Zinger Key Points
- Goldman first ventured into consumer business with its Marcus high-yielding savings account in 2016.
- The firm has been gradually giving up on its ambition to be a full-service bank.
Financial services giant Goldman Sachs Group, Inc. GS is reportedly looking to sever its ties with Apple, Inc. AAPL.
What Happened: Goldman is in talks to offload the Apple credit card and other jointly operated ventures with the tech giant to American Express Company AXP, the Wall Street Journal reported, citing people familiar with the matter.
The rumor comes as a surprise as Goldman partnered with Apple for a high-yielding savings account for Apple card users earlier this year. The two companies also collaborate on Apple's Pay Later in the U.S., which allows users to split purchases into four installments spread over six weeks with no interest and fees.
════════════════════
[REQUIRED ACTIONS]
(A) Write out the passage of the Goldman Sachs article between "What Happened: Goldman" and "with the matter.", inclusive.
(B) What stock ticker symbols appear in the Goldman Sachs article?
(C) Answer these questions from the Goldman Sachs article:
(i) In what year did Goldman launch its Marcus savings account?
(ii) To which company is Goldman reportedly in talks to offload the Apple credit card?
(iii) Over how many weeks are the four installments of Apple's Pay Later spread?

[ROWS]
════════════════════
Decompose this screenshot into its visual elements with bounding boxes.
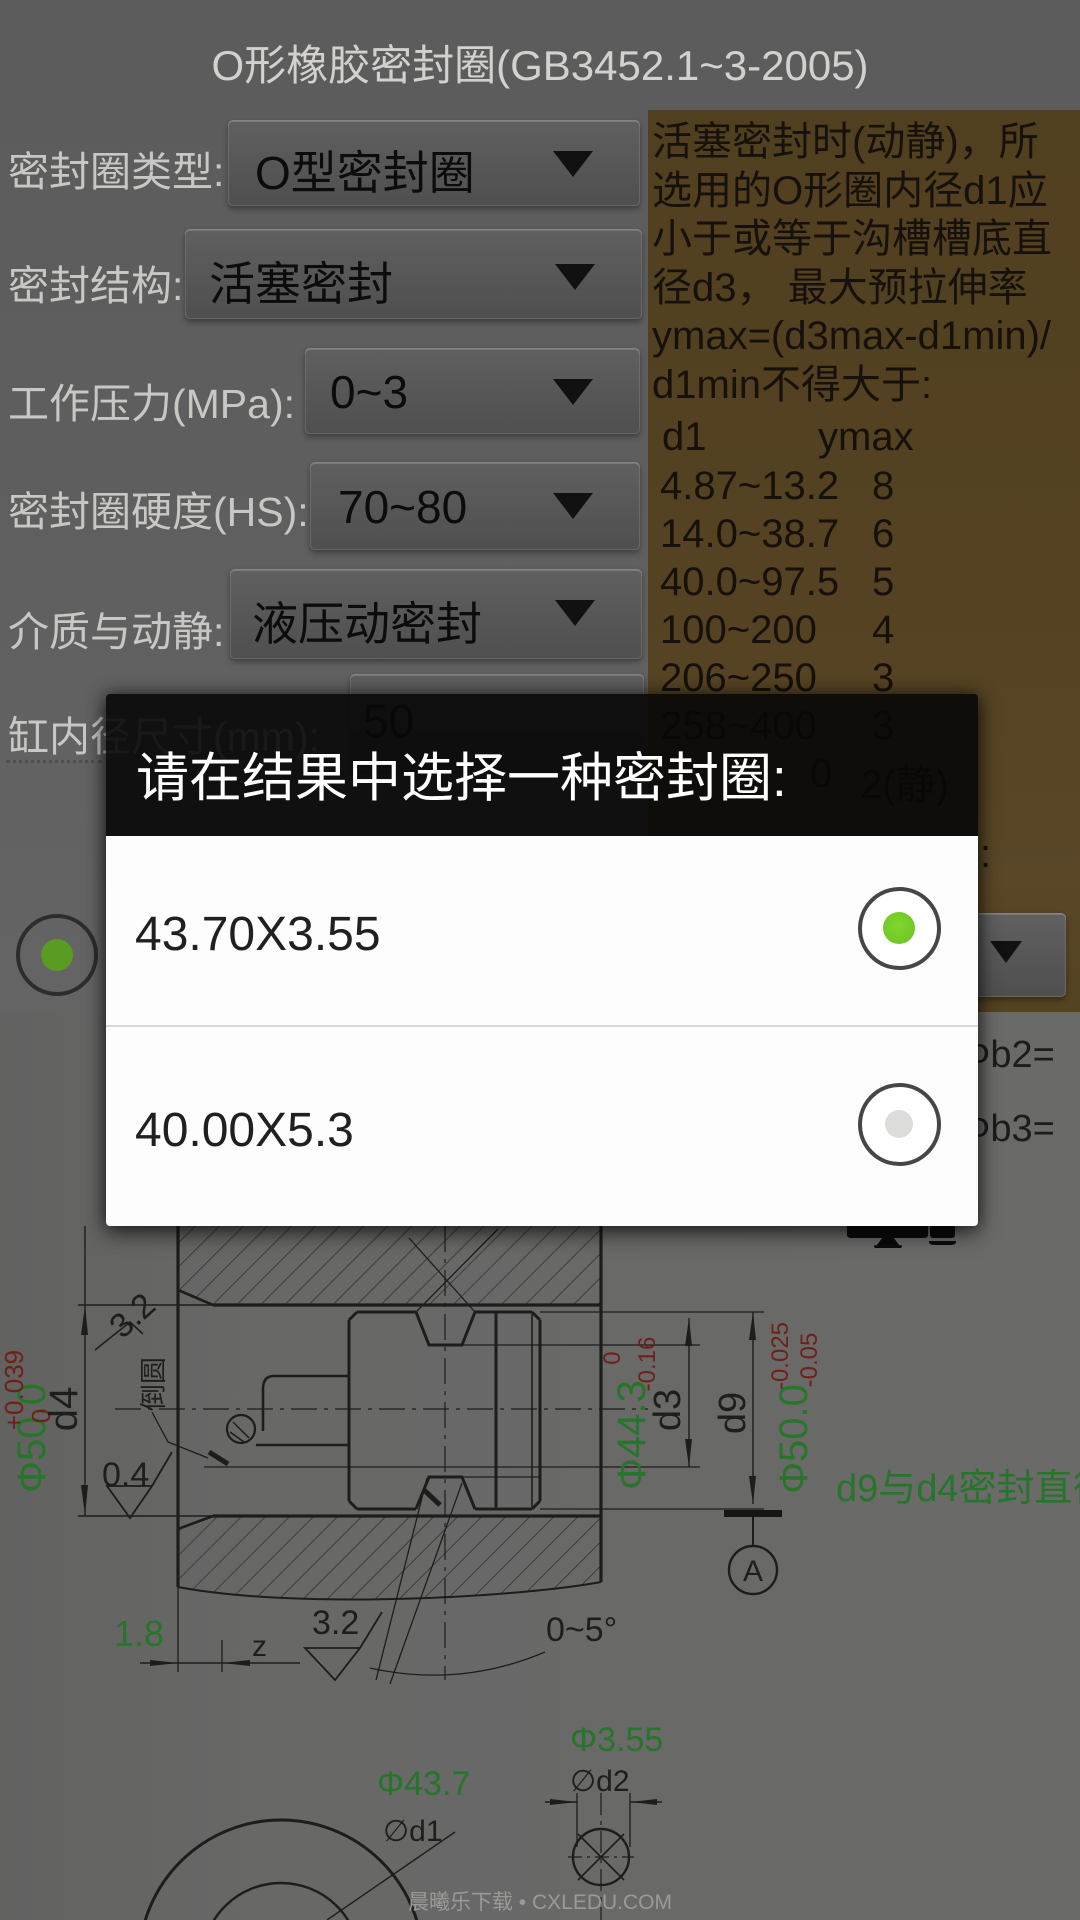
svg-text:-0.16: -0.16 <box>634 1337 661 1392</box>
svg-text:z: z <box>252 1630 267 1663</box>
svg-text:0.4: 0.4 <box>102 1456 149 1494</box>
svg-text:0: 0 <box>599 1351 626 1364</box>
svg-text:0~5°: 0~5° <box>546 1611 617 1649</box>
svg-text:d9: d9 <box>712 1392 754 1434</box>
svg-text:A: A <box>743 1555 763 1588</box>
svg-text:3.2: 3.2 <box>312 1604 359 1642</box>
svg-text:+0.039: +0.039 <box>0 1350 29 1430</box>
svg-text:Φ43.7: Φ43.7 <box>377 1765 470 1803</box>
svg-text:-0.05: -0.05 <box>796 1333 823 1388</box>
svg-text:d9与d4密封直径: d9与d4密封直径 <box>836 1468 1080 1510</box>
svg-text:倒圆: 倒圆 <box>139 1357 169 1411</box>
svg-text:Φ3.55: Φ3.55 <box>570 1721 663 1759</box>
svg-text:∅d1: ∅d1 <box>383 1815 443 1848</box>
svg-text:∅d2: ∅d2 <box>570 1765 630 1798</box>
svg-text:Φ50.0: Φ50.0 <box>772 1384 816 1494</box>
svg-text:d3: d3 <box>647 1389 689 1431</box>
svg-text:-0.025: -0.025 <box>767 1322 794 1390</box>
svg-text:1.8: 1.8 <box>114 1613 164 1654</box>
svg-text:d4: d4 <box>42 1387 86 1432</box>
════════════════════
[THE SOLUTIONS]
(A)
What Happened: Goldman is in talks to offload the Apple credit card and other jointly operated ventures with the tech giant to American Express Company AXP, the Wall Street Journal reported, citing people familiar with the matter.

(B) GS, AAPL, AXP

(C)
(i) 2016
(ii) American Express Company
(iii) Six weeks